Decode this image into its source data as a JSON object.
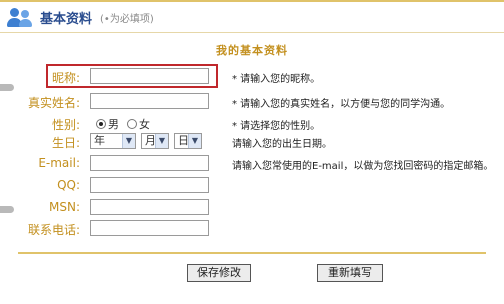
{
  "header": {
    "title": "基本资料",
    "note": "(•为必填项)"
  },
  "heading": "我的基本资料",
  "fields": {
    "nickname": {
      "label": "昵称:",
      "value": "",
      "hint": "* 请输入您的昵称。"
    },
    "realname": {
      "label": "真实姓名:",
      "value": "",
      "hint": "* 请输入您的真实姓名，以方便与您的同学沟通。"
    },
    "gender": {
      "label": "性别:",
      "hint": "* 请选择您的性别。",
      "options": [
        "男",
        "女"
      ],
      "selected": "男"
    },
    "birthday": {
      "label": "生日:",
      "year": "年",
      "month": "月",
      "day": "日",
      "hint": "请输入您的出生日期。"
    },
    "email": {
      "label": "E-mail:",
      "value": "",
      "hint": "请输入您常使用的E-mail，以做为您找回密码的指定邮箱。"
    },
    "qq": {
      "label": "QQ:",
      "value": ""
    },
    "msn": {
      "label": "MSN:",
      "value": ""
    },
    "phone": {
      "label": "联系电话:",
      "value": ""
    }
  },
  "buttons": {
    "save": "保存修改",
    "reset": "重新填写"
  },
  "colors": {
    "label": "#c3901f",
    "highlight": "#c0282c",
    "title": "#2a4d8f",
    "rule": "#e0c36a"
  },
  "icons": {
    "title_icon": "users-icon",
    "dropdown": "chevron-down-icon"
  }
}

- - - - - - -

## To do
Search the entries for the word "label" and pick out every line that holds it.

## Solution to the problem
      "label": "昵称:",
      "label": "真实姓名:",
      "label": "性别:",
      "label": "生日:",
      "label": "E-mail:",
      "label": "QQ:",
      "label": "MSN:",
      "label": "联系电话:",
    "label": "#c3901f",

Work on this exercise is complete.